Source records
----------------
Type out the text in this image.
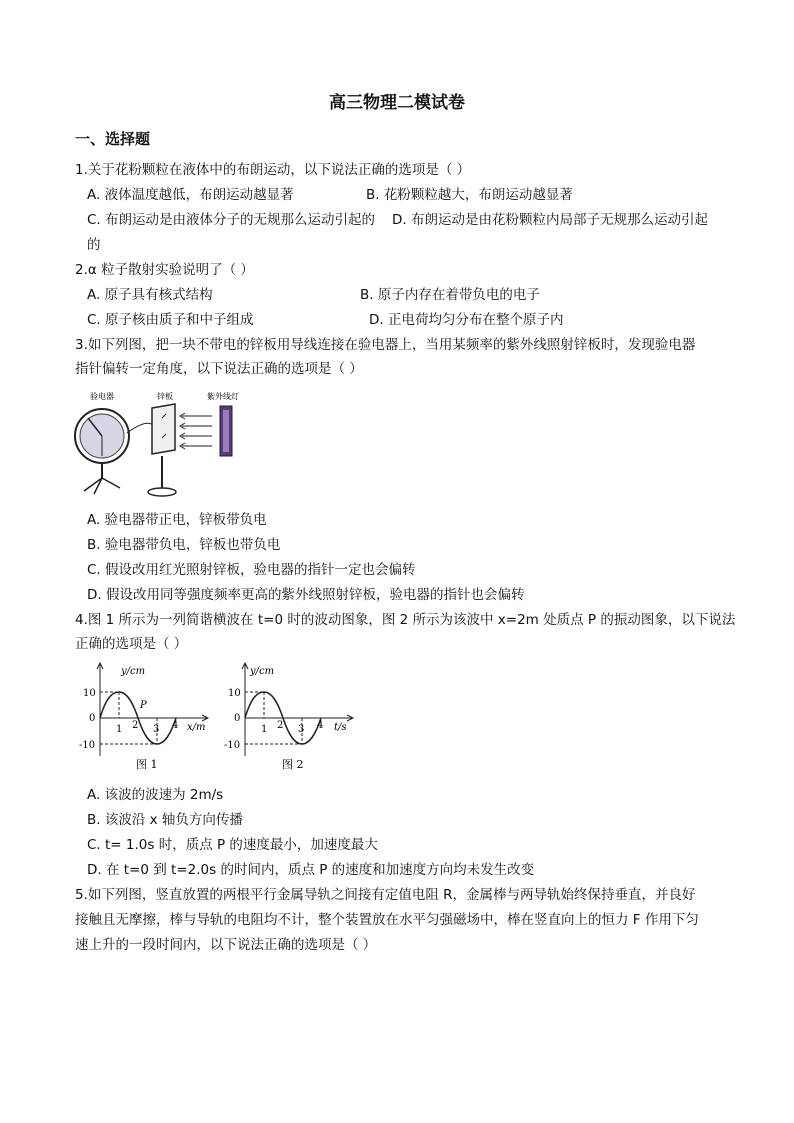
高三物理二模试卷
一、选择题
1.关于花粉颗粒在液体中的布朗运动，以下说法正确的选项是（ ）
A. 液体温度越低，布朗运动越显著	B. 花粉颗粒越大，布朗运动越显著
C. 布朗运动是由液体分子的无规那么运动引起的 D. 布朗运动是由花粉颗粒内局部子无规那么运动引起
的
2.α 粒子散射实验说明了（ ）
A. 原子具有核式结构	B. 原子内存在着带负电的电子
C. 原子核由质子和中子组成	D. 正电荷均匀分布在整个原子内
3.如下列图，把一块不带电的锌板用导线连接在验电器上，当用某频率的紫外线照射锌板时，发现验电器
指针偏转一定角度，以下说法正确的选项是（ ）
验电器	锌板	紫外线灯
A. 验电器带正电，锌板带负电
B. 验电器带负电，锌板也带负电
C. 假设改用红光照射锌板，验电器的指针一定也会偏转
D. 假设改用同等强度频率更高的紫外线照射锌板，验电器的指针也会偏转
4.图 1 所示为一列简谐横波在 t=0 时的波动图象，图 2 所示为该波中 x=2m 处质点 P 的振动图象，以下说法
正确的选项是（ ）
y/cm
10
0
-10
1 2 3 4 x/m
P
图 1
y/cm
10
0
-10
1 2 3 4 t/s
图 2
A. 该波的波速为 2m/s
B. 该波沿 x 轴负方向传播
C. t= 1.0s 时，质点 P 的速度最小，加速度最大
D. 在 t=0 到 t=2.0s 的时间内，质点 P 的速度和加速度方向均未发生改变
5.如下列图，竖直放置的两根平行金属导轨之间接有定值电阻 R，金属棒与两导轨始终保持垂直，并良好
接触且无摩擦，棒与导轨的电阻均不计，整个装置放在水平匀强磁场中，棒在竖直向上的恒力 F 作用下匀
速上升的一段时间内，以下说法正确的选项是（ ）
----------------
Problem description: Go through the listing above and work out how many lines contain the string "以下说法正确的选项是". Reply with the number alone.

Response below: 3